Texto da página —
# # # # #
As matérias penais editadas pelo legislativo encontram-se pouco exploradas no que tange à análise doutrinária feita pelos estudiosos para a pacificação dos entendimentos entre os operadores do Direito. Abrigado nessa necessidade, visando uma contribuição singela a esta comunidade jurídica e ainda com o intuito de nortear idéias e servir de base para os futuros trabalhos acadêmicos, constata-se mister trazer à discussão um assunto paradoxal: tão recente, em termos de tipificação penal; e tão vetusto em termos de existência fática, como é o assédio sexual visto e estudado agora como um crime objetivado pela legislação penal.
II. CONCEITO
Nasce para o mundo jurídico, tal previsão, quando editada a Lei Nº. 10.224 de 15 de Maio de 2001, entrando em vigor em 16 de Maio de 2001, que acrescenta ao Capítulo dos Crimes Contra a Liberdade Sexual, o tipo penal, in verbis:
Art. 216-A. Constranger alguém com o intuito de obter vantagem ou favorecimento sexual, prevalecendo-se o agente de sua condição de superior hierárquico ou ascendência inerentes ao exercício de emprego, cargo ou função.
Pena – Detenção de 01 (um) a 02 (dois) anos.
Parágrafo Único – VETADO.
Tendo como um conceito do que seria o assédio sexual temos, ipisis litteris, as palavras escritas em pena de ouro pelo Dr. Rômulo Moreira:
O assédio sexual criminoso pode ser definido como um constrangimento físico, moral ou de qualquer outra natureza, dirigido a outrem (homem ou mulher), com inafastáveis insinuações sexuais, visando a prática de ato sexual, prevalecendo-se o autor (homem ou mulher) de determinadas circunstâncias que o põe em situação destacada e de superioridade em relação à pessoa assediada, seja em razão do seu emprego, da sua função ou do seu cargo.(Rômulo Moreira, 2001)
# # # # #
Exercícios a resolver —
a: Segundo o Art. 216-A citado no texto sobre assédio sexual, a condição de superior hierárquico ou a ascendência deve ser inerente ao exercício de quê? Liste cada item mencionado.
b: De acordo com o texto sobre assédio sexual, por que o assunto é considerado paradoxal?
c: Continue o texto sobre assédio sexual a partir do ponto em que ele termina.
# # # # #
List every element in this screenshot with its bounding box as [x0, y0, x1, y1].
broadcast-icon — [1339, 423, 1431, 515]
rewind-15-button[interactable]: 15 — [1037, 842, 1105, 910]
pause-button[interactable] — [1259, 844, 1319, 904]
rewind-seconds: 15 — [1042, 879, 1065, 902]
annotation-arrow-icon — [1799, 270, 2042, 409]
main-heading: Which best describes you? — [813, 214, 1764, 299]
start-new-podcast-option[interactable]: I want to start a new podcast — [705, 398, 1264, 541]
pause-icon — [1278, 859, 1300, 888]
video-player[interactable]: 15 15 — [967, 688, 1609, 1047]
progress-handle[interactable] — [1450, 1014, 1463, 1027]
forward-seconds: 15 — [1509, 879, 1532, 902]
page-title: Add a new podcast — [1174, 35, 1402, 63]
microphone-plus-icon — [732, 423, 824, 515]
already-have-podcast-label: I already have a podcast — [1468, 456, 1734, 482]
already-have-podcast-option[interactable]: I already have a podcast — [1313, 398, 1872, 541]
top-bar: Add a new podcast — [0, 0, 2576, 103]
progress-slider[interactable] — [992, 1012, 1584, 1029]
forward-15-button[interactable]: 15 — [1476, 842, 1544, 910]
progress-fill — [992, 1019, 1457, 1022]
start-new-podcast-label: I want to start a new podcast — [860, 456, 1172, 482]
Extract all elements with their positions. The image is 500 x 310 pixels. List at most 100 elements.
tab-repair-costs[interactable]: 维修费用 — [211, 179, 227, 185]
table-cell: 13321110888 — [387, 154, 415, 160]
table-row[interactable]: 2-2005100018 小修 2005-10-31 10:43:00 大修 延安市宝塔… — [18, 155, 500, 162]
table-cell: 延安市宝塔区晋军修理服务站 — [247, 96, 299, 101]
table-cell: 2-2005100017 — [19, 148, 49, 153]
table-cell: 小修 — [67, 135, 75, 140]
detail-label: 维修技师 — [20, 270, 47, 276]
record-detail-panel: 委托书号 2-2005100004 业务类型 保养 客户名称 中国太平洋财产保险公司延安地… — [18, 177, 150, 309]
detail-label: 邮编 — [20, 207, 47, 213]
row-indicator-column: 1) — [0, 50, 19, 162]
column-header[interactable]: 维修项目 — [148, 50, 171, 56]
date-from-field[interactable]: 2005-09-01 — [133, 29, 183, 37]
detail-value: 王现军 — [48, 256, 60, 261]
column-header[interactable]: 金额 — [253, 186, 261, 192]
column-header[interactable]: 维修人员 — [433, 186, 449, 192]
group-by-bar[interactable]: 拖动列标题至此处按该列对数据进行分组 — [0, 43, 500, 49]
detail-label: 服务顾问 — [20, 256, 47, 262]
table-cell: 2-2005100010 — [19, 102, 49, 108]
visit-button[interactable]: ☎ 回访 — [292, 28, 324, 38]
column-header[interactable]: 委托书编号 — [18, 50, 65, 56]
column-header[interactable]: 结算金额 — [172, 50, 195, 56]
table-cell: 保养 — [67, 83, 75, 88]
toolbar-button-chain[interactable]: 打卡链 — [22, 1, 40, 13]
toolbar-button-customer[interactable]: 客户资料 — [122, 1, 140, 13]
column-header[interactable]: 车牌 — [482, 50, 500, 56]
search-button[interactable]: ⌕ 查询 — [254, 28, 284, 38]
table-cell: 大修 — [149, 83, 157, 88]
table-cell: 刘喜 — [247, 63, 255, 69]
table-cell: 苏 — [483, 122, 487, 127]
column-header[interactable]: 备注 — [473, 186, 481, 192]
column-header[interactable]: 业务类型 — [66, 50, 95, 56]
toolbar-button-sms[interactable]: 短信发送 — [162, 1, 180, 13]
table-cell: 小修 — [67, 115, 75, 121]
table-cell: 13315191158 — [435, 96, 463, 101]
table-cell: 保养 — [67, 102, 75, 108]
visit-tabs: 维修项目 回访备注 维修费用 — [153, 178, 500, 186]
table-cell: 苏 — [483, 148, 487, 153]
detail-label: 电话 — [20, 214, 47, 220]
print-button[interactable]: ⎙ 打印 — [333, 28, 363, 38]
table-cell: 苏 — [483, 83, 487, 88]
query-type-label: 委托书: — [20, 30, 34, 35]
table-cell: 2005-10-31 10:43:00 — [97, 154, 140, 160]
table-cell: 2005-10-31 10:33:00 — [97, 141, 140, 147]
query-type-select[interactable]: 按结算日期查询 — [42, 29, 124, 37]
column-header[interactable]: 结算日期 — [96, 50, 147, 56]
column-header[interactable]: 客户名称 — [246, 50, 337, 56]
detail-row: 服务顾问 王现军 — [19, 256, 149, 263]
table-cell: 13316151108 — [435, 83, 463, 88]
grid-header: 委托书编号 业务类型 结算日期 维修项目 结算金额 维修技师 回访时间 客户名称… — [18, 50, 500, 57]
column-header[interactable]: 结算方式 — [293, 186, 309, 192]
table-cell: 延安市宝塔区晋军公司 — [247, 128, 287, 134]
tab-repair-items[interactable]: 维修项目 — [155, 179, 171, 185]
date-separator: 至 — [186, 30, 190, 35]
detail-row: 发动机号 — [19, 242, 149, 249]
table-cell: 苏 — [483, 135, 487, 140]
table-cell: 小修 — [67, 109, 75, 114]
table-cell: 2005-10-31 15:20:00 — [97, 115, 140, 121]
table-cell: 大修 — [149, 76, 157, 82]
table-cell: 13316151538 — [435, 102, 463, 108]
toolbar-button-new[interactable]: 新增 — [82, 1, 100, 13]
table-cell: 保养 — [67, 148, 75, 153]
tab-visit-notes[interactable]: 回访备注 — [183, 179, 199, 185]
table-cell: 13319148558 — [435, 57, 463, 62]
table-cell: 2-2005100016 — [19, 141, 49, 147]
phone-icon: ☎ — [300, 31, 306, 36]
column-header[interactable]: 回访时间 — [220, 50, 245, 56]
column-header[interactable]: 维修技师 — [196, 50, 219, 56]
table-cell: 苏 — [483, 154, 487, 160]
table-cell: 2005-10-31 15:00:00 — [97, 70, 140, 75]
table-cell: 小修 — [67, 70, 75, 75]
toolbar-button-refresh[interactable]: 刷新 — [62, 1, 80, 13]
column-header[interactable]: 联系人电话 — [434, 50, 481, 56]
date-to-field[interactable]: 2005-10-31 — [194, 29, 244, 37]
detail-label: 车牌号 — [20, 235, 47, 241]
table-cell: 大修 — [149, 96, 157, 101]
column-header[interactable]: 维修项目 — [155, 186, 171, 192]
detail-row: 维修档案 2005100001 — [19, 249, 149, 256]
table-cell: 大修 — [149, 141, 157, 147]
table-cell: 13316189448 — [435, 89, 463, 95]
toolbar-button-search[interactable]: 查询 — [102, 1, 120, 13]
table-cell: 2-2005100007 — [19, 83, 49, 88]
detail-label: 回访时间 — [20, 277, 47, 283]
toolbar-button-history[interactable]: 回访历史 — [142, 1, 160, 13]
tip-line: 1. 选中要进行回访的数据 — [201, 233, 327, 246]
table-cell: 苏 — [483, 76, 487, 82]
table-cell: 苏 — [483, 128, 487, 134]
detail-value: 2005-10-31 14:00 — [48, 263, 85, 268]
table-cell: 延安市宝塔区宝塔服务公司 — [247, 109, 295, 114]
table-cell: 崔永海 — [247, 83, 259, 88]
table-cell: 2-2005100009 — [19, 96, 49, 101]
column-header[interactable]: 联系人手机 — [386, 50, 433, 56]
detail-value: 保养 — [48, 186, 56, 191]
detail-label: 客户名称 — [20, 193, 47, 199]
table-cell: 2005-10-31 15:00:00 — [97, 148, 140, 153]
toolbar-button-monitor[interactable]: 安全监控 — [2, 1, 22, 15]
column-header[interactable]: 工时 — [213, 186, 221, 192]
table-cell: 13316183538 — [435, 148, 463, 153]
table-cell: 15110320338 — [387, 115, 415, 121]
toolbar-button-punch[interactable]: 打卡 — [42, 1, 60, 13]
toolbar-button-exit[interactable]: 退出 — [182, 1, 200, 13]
# # # # #
Resultados das tarefas —
a: Emprego, cargo e função.

b: O assunto é considerado paradoxal porque a tipificação penal do assédio sexual é muito recente. Ao mesmo tempo, como fato, sua existência é muito antiga.

c:
III. TIPIFICAÇÃO PENAL DO ASSÉDIO SEXUAL ANTES DO ADVENTO DA LEI 10.224/2001.
De difícil aceitação pelos jurisconsultos era o fato de que o assédio sexual, como hoje definido, fosse enquadrado como um constrangimento ilegal ou contravenção descrita pela Lei das Contravenções Penais (LCP).
O princípio da Reserva Legal, elencado pelo direito penal no art. 1º. da Lei Nº. 2.848/40, diploma que Instituiu o Código Penal (CP), deixa claro que “não há crime sem lei anterior que o defina. Não há pena sem prévia cominação legal”, sendo assim esse princípio também exige a necessidade do perfeito encaixe entre a conduta humana transgressora e o tipo legal objetivo, caso contrário o crime ou delito seria atípico, inquinando de nulidade qualquer tentativa de punibilidade do autor do fato, sendo esta tipicidade uma exigência do princípio da legalidade. Quanto a tipicidade criminal Cézar Bitencourt afirma ser “a conformidade do fato praticado pelo agente com a moldura abstratamente descrita na lei penal” (Rômulo Moreira, 2001).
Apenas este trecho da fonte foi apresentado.